Data items
========================================

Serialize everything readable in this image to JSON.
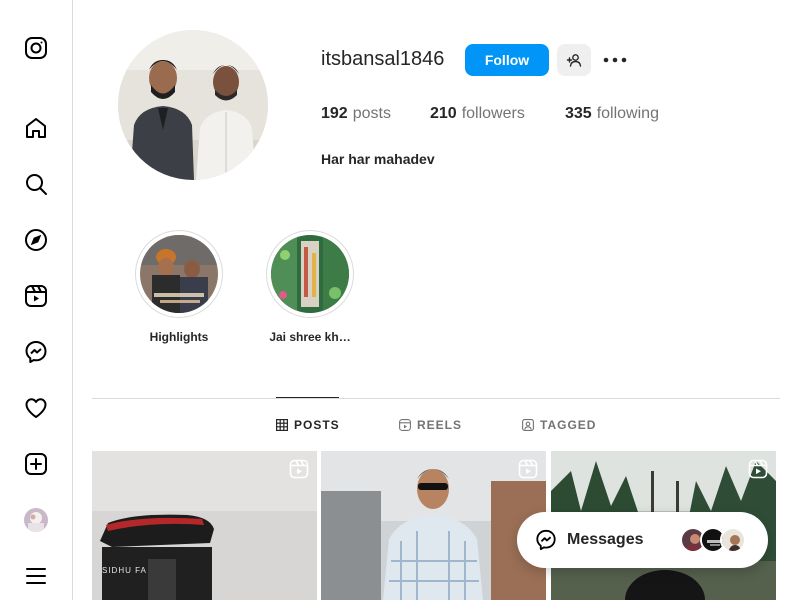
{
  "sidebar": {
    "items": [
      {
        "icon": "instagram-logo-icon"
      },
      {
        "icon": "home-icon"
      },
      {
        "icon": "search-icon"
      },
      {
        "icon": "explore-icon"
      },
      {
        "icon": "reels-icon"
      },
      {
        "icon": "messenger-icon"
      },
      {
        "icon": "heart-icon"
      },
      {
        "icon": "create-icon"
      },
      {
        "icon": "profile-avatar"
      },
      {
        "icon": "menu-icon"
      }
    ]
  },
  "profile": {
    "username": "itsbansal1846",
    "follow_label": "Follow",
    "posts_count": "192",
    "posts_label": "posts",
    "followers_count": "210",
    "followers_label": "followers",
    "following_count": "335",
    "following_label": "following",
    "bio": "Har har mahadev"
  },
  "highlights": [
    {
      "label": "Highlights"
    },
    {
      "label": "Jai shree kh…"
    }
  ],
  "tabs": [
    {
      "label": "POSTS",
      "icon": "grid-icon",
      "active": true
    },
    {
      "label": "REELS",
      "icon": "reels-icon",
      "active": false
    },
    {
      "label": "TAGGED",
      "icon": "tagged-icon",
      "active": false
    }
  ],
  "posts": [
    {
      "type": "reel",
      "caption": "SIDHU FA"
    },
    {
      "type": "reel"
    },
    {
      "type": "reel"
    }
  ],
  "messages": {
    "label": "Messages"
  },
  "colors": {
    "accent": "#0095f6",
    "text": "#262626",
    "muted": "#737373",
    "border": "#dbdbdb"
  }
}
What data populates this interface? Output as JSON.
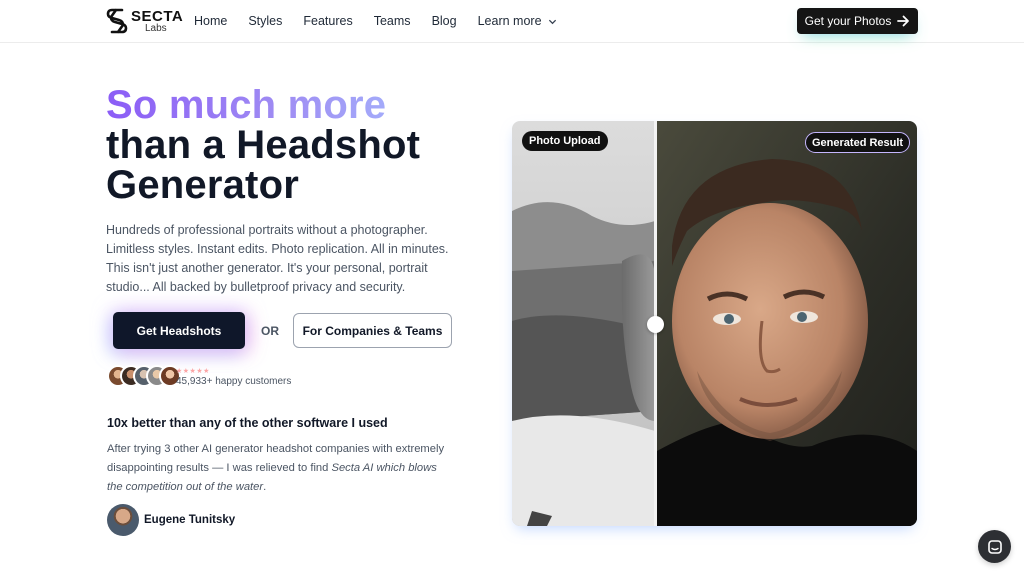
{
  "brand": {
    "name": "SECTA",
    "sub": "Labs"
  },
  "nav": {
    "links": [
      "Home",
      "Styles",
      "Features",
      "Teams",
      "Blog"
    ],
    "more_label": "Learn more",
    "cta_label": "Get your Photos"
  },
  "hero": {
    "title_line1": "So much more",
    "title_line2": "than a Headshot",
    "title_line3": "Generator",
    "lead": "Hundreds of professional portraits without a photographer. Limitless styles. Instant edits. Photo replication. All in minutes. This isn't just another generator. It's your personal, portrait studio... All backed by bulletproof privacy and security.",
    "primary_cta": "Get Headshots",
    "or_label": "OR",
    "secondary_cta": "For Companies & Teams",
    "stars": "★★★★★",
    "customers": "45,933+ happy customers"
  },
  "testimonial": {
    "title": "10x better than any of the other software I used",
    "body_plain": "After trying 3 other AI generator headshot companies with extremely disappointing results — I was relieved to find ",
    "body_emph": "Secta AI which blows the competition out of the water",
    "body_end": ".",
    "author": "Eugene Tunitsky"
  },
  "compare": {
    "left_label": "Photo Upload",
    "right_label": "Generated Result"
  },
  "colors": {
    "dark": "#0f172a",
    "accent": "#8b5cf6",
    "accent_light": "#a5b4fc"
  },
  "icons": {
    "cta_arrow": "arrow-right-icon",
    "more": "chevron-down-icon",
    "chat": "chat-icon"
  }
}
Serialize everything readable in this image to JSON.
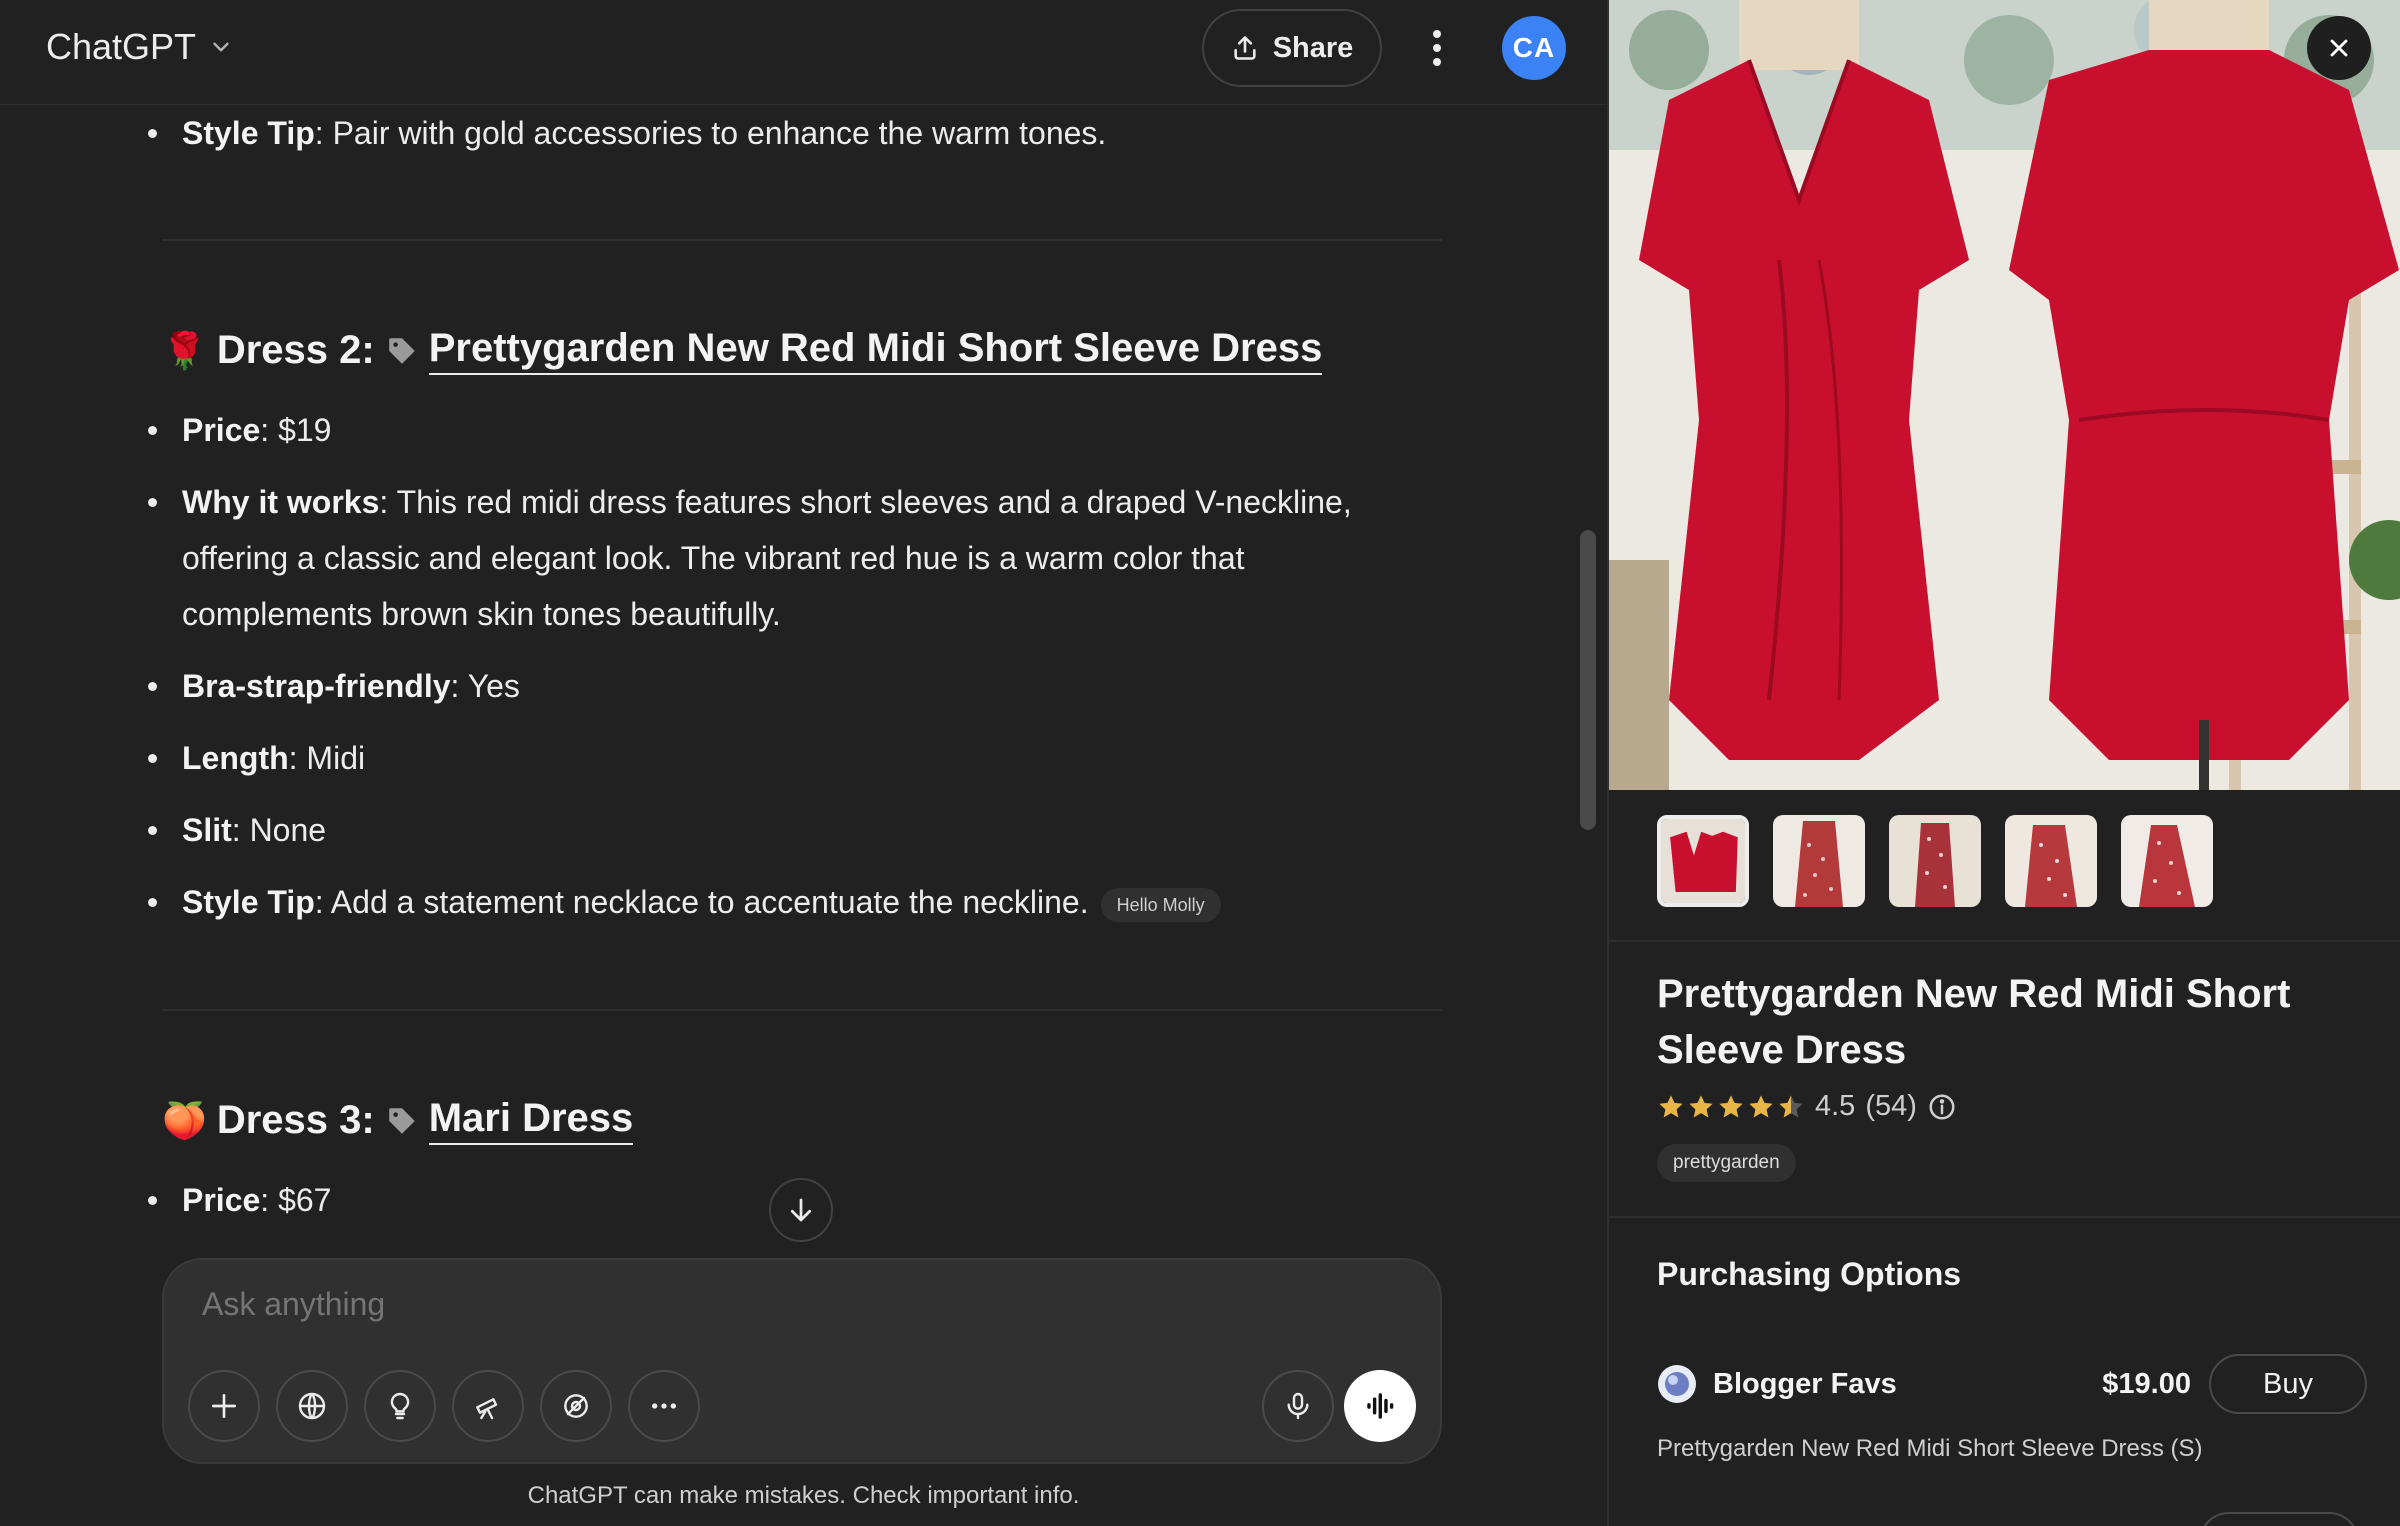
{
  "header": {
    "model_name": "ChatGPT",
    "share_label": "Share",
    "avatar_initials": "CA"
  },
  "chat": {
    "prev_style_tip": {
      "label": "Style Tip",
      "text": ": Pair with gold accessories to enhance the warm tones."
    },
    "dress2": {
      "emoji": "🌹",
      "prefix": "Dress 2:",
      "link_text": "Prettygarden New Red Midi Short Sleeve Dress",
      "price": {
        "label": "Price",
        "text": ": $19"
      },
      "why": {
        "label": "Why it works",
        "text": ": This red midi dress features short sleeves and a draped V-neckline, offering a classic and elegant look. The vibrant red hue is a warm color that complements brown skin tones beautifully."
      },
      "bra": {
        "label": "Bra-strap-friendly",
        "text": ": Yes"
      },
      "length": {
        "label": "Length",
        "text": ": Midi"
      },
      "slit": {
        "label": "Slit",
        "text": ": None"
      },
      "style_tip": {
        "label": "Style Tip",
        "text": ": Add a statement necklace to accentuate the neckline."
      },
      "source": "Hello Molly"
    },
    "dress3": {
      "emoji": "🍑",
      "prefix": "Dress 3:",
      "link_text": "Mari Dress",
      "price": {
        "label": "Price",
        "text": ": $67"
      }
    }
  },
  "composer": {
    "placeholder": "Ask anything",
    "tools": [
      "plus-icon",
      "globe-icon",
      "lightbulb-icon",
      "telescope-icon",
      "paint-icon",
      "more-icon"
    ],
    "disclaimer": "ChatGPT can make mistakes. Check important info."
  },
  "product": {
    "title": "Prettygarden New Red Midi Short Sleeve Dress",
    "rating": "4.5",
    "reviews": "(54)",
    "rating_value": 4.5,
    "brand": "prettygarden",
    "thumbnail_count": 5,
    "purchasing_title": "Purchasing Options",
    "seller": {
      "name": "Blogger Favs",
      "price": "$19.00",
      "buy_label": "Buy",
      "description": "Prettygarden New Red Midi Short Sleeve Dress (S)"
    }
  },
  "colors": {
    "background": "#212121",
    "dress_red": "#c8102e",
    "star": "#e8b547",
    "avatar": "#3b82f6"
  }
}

========================================

» EXERCISE TASK: Print the records above exactly as they stand, but leave out the pictures.

» RESULT:
Serialize everything readable in this image to JSON.
{
  "sidebar": {
    "items": [
      {
        "icon": "instagram-logo-icon"
      },
      {
        "icon": "home-icon"
      },
      {
        "icon": "search-icon"
      },
      {
        "icon": "explore-icon"
      },
      {
        "icon": "reels-icon"
      },
      {
        "icon": "messenger-icon"
      },
      {
        "icon": "heart-icon"
      },
      {
        "icon": "create-icon"
      },
      {
        "icon": "profile-avatar"
      },
      {
        "icon": "menu-icon"
      }
    ]
  },
  "profile": {
    "username": "itsbansal1846",
    "follow_label": "Follow",
    "posts_count": "192",
    "posts_label": "posts",
    "followers_count": "210",
    "followers_label": "followers",
    "following_count": "335",
    "following_label": "following",
    "bio": "Har har mahadev"
  },
  "highlights": [
    {
      "label": "Highlights"
    },
    {
      "label": "Jai shree kh…"
    }
  ],
  "tabs": [
    {
      "label": "POSTS",
      "icon": "grid-icon",
      "active": true
    },
    {
      "label": "REELS",
      "icon": "reels-icon",
      "active": false
    },
    {
      "label": "TAGGED",
      "icon": "tagged-icon",
      "active": false
    }
  ],
  "posts": [
    {
      "type": "reel",
      "caption": "SIDHU FA"
    },
    {
      "type": "reel"
    },
    {
      "type": "reel"
    }
  ],
  "messages": {
    "label": "Messages"
  },
  "colors": {
    "accent": "#0095f6",
    "text": "#262626",
    "muted": "#737373",
    "border": "#dbdbdb"
  }
}
What data populates this interface? Output as JSON.
{
  "brand": {
    "name": "SECTA",
    "sub": "Labs"
  },
  "nav": {
    "links": [
      "Home",
      "Styles",
      "Features",
      "Teams",
      "Blog"
    ],
    "more_label": "Learn more",
    "cta_label": "Get your Photos"
  },
  "hero": {
    "title_line1": "So much more",
    "title_line2": "than a Headshot",
    "title_line3": "Generator",
    "lead": "Hundreds of professional portraits without a photographer. Limitless styles. Instant edits. Photo replication. All in minutes. This isn't just another generator. It's your personal, portrait studio... All backed by bulletproof privacy and security.",
    "primary_cta": "Get Headshots",
    "or_label": "OR",
    "secondary_cta": "For Companies & Teams",
    "stars": "★★★★★",
    "customers": "45,933+ happy customers"
  },
  "testimonial": {
    "title": "10x better than any of the other software I used",
    "body_plain": "After trying 3 other AI generator headshot companies with extremely disappointing results — I was relieved to find ",
    "body_emph": "Secta AI which blows the competition out of the water",
    "body_end": ".",
    "author": "Eugene Tunitsky"
  },
  "compare": {
    "left_label": "Photo Upload",
    "right_label": "Generated Result"
  },
  "colors": {
    "dark": "#0f172a",
    "accent": "#8b5cf6",
    "accent_light": "#a5b4fc"
  },
  "icons": {
    "cta_arrow": "arrow-right-icon",
    "more": "chevron-down-icon",
    "chat": "chat-icon"
  }
}
Serialize everything readable in this image to JSON.
{
  "header": {
    "model_name": "ChatGPT",
    "share_label": "Share",
    "avatar_initials": "CA"
  },
  "chat": {
    "prev_style_tip": {
      "label": "Style Tip",
      "text": ": Pair with gold accessories to enhance the warm tones."
    },
    "dress2": {
      "emoji": "🌹",
      "prefix": "Dress 2:",
      "link_text": "Prettygarden New Red Midi Short Sleeve Dress",
      "price": {
        "label": "Price",
        "text": ": $19"
      },
      "why": {
        "label": "Why it works",
        "text": ": This red midi dress features short sleeves and a draped V-neckline, offering a classic and elegant look. The vibrant red hue is a warm color that complements brown skin tones beautifully."
      },
      "bra": {
        "label": "Bra-strap-friendly",
        "text": ": Yes"
      },
      "length": {
        "label": "Length",
        "text": ": Midi"
      },
      "slit": {
        "label": "Slit",
        "text": ": None"
      },
      "style_tip": {
        "label": "Style Tip",
        "text": ": Add a statement necklace to accentuate the neckline."
      },
      "source": "Hello Molly"
    },
    "dress3": {
      "emoji": "🍑",
      "prefix": "Dress 3:",
      "link_text": "Mari Dress",
      "price": {
        "label": "Price",
        "text": ": $67"
      }
    }
  },
  "composer": {
    "placeholder": "Ask anything",
    "tools": [
      "plus-icon",
      "globe-icon",
      "lightbulb-icon",
      "telescope-icon",
      "paint-icon",
      "more-icon"
    ],
    "disclaimer": "ChatGPT can make mistakes. Check important info."
  },
  "product": {
    "title": "Prettygarden New Red Midi Short Sleeve Dress",
    "rating": "4.5",
    "reviews": "(54)",
    "rating_value": 4.5,
    "brand": "prettygarden",
    "thumbnail_count": 5,
    "purchasing_title": "Purchasing Options",
    "seller": {
      "name": "Blogger Favs",
      "price": "$19.00",
      "buy_label": "Buy",
      "description": "Prettygarden New Red Midi Short Sleeve Dress (S)"
    }
  },
  "colors": {
    "background": "#212121",
    "dress_red": "#c8102e",
    "star": "#e8b547",
    "avatar": "#3b82f6"
  }
}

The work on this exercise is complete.